Passage given:
------------------------

Aldous Huxley also drew analogies
between the religious mania and demonic possession in seventeenth-century
France and the modern method of demonizing victims to
incite and justify political persecution."In medieval and early modern
Christendom," Huxley observed, "the situation of sorcerers and their
clients was almost perfectly analogous to that of Jews under Hitler,
capitalists under Stalin, communists and fellow travelers in the United
States. They were regarded as agents of a Foreign Power, unpatriotic
at the best and, at the worst, traitors, heretics, enemies of the people."
4

In Huxley's book Sister Jeanne, provoked by a malicious mixture
of sexual desire and jealousy, accuses Father Grandier of bewitching
her. Similarly, in Miller's play, the young Abigail Williams, a servant
in the Proctors' household, accuses John Proctor's wife, Elizabeth, of
witchcraft. By taking revenge on Elizabeth, who'd dismissed her, she
hopes to recapture John, who'd ended their brief liaison. Proctor,
known for his truthfulness, tries to save his wife by confessing his
adultery and revealing Abigail's treacherous motives. But Elizabeth,
lying to protect him, denies his guilt and condemns them both to
death. Proctor is offered the chance to save his life by confessing to
the crime of witchcraft, but saves his name and his soul by refusing
to do so. Like Father Grandier, Proctor is innocent and shows exemplary
courage in the face of death.

------------------------

Items from a dataset
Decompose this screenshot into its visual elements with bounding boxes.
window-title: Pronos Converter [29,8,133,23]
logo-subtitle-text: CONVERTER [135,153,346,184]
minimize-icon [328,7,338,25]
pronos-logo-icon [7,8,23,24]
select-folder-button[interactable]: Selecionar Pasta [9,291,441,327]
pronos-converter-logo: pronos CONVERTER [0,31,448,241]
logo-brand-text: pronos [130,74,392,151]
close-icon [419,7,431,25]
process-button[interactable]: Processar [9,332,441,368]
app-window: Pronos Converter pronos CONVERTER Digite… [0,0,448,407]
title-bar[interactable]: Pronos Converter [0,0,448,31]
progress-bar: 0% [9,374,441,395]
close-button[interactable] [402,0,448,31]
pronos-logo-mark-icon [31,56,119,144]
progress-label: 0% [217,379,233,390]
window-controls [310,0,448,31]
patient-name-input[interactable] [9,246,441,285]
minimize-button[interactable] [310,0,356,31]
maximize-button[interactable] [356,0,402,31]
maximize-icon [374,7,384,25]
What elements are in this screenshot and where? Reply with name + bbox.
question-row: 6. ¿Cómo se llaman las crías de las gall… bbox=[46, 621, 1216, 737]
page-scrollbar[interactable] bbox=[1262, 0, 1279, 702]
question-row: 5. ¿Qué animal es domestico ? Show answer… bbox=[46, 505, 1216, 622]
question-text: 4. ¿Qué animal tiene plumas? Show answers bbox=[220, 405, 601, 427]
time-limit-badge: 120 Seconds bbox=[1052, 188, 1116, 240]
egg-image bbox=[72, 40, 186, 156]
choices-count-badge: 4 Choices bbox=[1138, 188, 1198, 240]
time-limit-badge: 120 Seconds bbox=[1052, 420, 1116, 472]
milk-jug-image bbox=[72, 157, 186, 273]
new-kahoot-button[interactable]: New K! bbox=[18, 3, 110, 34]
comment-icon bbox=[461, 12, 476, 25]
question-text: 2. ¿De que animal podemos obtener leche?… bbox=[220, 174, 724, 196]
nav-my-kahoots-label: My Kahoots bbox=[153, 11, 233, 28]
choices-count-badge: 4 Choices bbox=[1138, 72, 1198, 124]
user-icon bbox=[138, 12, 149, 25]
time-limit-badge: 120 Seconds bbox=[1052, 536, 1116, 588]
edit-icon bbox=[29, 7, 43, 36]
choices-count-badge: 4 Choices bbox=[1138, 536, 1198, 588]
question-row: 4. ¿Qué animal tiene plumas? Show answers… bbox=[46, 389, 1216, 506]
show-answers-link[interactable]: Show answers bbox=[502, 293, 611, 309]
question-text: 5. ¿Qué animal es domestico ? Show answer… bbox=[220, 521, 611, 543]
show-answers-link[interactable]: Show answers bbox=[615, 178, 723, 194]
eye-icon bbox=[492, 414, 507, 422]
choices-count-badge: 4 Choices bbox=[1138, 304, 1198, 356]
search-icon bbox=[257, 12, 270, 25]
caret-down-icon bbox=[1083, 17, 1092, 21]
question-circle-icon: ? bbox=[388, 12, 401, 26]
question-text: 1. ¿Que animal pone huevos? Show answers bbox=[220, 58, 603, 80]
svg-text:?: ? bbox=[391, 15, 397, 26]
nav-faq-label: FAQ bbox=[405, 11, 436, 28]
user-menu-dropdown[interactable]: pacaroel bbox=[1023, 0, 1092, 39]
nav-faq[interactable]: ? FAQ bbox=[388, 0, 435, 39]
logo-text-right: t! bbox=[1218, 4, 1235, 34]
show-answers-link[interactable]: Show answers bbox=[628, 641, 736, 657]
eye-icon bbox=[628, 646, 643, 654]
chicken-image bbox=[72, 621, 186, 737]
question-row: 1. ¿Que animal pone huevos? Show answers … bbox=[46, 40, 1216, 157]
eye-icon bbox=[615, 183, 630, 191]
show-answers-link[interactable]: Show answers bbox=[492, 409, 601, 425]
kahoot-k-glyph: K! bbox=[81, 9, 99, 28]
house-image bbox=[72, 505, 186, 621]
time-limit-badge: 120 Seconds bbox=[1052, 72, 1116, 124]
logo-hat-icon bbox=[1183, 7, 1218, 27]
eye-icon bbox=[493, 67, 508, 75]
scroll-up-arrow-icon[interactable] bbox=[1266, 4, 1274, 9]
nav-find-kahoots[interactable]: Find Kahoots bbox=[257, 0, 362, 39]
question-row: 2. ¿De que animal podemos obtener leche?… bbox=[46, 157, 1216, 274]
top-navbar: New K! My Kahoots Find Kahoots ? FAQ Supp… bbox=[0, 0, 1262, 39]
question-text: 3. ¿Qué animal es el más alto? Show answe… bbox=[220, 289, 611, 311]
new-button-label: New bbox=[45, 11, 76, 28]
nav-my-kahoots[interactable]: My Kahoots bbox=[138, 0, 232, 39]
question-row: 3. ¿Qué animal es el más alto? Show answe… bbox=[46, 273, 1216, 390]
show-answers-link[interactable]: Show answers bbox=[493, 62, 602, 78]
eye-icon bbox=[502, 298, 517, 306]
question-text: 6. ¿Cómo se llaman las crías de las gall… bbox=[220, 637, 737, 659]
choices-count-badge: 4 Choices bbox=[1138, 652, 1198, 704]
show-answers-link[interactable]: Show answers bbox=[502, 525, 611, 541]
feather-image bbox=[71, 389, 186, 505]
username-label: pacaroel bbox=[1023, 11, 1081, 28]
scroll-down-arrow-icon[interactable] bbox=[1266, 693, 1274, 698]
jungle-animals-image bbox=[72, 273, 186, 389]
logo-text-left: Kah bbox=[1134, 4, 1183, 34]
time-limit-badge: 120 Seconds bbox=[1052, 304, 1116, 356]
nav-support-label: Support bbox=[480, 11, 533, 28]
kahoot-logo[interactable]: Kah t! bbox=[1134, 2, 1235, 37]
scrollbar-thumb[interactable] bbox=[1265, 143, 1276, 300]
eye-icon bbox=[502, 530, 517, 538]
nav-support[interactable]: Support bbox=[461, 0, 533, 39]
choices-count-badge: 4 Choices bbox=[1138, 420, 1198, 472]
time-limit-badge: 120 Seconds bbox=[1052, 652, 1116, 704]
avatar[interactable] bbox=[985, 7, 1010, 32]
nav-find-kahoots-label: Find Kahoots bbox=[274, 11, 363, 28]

------------------------

Set exercise 1: List each line of the records that contains the string "obtener".
Set exercise 2: Extend the passage comparing Huxley's account of demonic possession with Miller's play, picking up after its final sentence.
The text and the records bear no relation to each other.

Final answer 1:
question-text: 2. ¿De que animal podemos obtener leche?… bbox=[220, 174, 724, 196]
question-row: 2. ¿De que animal podemos obtener leche?… bbox=[46, 157, 1216, 274]

Final answer 2:
The play's title is striking and vivid, but Miller later admitted that
"nobody knew what a crucible was." Though the word suggests "crucifixion,"
it is actually a vessel for heating substances to high temperatures
and thus, a severe and searching test. Miller used it to suggest the burning
away of impurities, especially of sexual guilt. To emphasize this theme,
he changed the ages of the historical figures – Proctor from sixty to his
mid-thirties, Abigail from eleven to seventeen – and invented Proctor's
adulterous relations with her. The play's dramatic center, he wrote, then
became more personal and concerned "the breakdown of the Proctor
marriage and Abigail Williams's determination to get Elizabeth murdered
so that she could have John."

In
The Crucible
, in which Proctor and Elizabeth (in one
interpretation) represent Miller and his intransigent wife Mary,
Elizabeth has been guilty of coldness toward John, which prompted
his lechery, and has punished him for his sin by her emotional and
sexual withdrawal. After discovering his infidelity, Elizabeth "has
suddenly lost all faith in him." John both accuses her and pleads
for mercy by exclaiming: "Spare me! You forget nothin' and forgive
nothin'. Learn charity, woman."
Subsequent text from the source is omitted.